◆ Job A:
For each statement below, say whether it agrees with the holding jig passage. Answer yes or no, and quote the words of the passage that decide it. (i) Each receiving chamber 147E has a V-shaped cross section. (ii) Gap 147L allows cable 31 to pass both inwardly and outwardly. (iii) Terminals 31A are removed through terminal entry 147G.
◆ Job B:
Extract the lines of the records from the first line up to and including the line with "footer-link[interactable]: سياسة الاستخدام", and copy them unchanged.

◆ Passage shown:
%%
Holding jig 147 comprises main body 147A of generally rectangular plate
form. Main body 147A is preferably resin molded with an integral pair of
side walls 147B and a plurality of partitions 147C parallel to side wall
147B and spaced apart from each other. Between side walls 147B and the
adjacent partitions 147C, as well as between adjacent partitions 147C,
terminal receiving chambers 147E accommodate terminals 31A.
Cross pieces 147F extend parallel to the plane of main body 147A and are
desirably integral therewith. Each receiving chamber 147E is in channel
form with a U-shaped cross section. The upper edge (as shown in FIGS. 4
and 5) of each chamber 147E comprises a terminal entry 147G for insertion
of terminal 31A lead by tip T1. The lower edge (as seen in FIGS. 4 and 5)
comprises terminal exit 147H to allow terminals 31A to be removed
therethrough. Thus, entry 147G and exit 147H allow terminals 31A to enter
and leave receiving chamber 147E by movement thereof in one direction.
Each of cross pieces 147F is spaced apart from its adjacent cross piece
147F by gap 147L. Gap 147L constitutes an opening through which cable 31
may pass both inwardly and outwardly.
%%
◆ Data supplied:
%%
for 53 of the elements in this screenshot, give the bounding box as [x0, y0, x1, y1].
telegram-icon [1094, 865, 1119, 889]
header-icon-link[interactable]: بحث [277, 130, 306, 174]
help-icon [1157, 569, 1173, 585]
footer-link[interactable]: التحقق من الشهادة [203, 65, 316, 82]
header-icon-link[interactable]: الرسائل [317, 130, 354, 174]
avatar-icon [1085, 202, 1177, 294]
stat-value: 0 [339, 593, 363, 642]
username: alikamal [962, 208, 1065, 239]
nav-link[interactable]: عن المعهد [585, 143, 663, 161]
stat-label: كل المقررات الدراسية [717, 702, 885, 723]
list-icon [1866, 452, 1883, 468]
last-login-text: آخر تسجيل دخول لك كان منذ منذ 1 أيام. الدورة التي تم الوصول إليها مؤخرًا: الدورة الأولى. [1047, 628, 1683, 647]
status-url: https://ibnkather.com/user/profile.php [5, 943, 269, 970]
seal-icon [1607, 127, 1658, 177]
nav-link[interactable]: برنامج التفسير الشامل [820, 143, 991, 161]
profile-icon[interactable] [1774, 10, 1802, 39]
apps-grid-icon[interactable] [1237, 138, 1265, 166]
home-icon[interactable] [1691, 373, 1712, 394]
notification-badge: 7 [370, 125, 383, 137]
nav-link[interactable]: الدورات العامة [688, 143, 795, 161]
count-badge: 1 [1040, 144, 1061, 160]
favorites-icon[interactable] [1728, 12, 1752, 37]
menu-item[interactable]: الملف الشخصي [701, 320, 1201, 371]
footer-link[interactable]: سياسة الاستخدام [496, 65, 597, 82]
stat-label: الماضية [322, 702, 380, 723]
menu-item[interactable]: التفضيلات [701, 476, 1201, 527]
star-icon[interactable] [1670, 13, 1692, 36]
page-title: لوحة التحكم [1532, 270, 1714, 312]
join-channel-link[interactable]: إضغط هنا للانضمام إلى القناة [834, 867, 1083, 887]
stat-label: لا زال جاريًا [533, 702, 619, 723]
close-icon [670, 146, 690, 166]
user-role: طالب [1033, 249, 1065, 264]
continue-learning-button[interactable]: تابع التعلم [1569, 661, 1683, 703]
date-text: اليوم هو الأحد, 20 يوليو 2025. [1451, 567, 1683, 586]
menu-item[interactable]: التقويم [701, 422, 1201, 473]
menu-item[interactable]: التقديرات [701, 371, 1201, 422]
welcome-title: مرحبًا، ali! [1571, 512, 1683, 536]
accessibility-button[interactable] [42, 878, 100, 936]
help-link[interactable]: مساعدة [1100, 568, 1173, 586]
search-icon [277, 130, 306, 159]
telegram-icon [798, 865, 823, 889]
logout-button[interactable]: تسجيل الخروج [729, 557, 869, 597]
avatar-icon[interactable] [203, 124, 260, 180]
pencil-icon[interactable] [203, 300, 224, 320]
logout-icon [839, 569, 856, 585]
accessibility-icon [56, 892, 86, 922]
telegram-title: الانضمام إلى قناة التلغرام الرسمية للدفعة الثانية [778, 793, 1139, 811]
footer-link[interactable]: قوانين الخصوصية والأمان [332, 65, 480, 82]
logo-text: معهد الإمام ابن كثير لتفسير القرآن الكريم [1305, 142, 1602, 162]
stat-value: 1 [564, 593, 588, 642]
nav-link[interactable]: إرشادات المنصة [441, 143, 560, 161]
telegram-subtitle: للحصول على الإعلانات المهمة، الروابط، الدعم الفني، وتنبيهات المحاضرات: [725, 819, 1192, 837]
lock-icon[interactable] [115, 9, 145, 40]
%%
◆ Response A:
(i) No: "Each receiving chamber 147E is in channel form with a U-shaped cross section."
(ii) Yes: "Gap 147L constitutes an opening through which cable 31 may pass both inwardly and outwardly."
(iii) No: "The lower edge (as seen in FIGS. 4 and 5) comprises terminal exit 147H to allow terminals 31A to be removed therethrough."

◆ Response B:
for 53 of the elements in this screenshot, give the bounding box as [x0, y0, x1, y1].
telegram-icon [1094, 865, 1119, 889]
header-icon-link[interactable]: بحث [277, 130, 306, 174]
help-icon [1157, 569, 1173, 585]
footer-link[interactable]: التحقق من الشهادة [203, 65, 316, 82]
header-icon-link[interactable]: الرسائل [317, 130, 354, 174]
avatar-icon [1085, 202, 1177, 294]
stat-value: 0 [339, 593, 363, 642]
username: alikamal [962, 208, 1065, 239]
nav-link[interactable]: عن المعهد [585, 143, 663, 161]
stat-label: كل المقررات الدراسية [717, 702, 885, 723]
list-icon [1866, 452, 1883, 468]
last-login-text: آخر تسجيل دخول لك كان منذ منذ 1 أيام. الدورة التي تم الوصول إليها مؤخرًا: الدورة الأولى. [1047, 628, 1683, 647]
status-url: https://ibnkather.com/user/profile.php [5, 943, 269, 970]
seal-icon [1607, 127, 1658, 177]
nav-link[interactable]: برنامج التفسير الشامل [820, 143, 991, 161]
profile-icon[interactable] [1774, 10, 1802, 39]
apps-grid-icon[interactable] [1237, 138, 1265, 166]
home-icon[interactable] [1691, 373, 1712, 394]
notification-badge: 7 [370, 125, 383, 137]
nav-link[interactable]: الدورات العامة [688, 143, 795, 161]
count-badge: 1 [1040, 144, 1061, 160]
favorites-icon[interactable] [1728, 12, 1752, 37]
menu-item[interactable]: الملف الشخصي [701, 320, 1201, 371]
footer-link[interactable]: سياسة الاستخدام [496, 65, 597, 82]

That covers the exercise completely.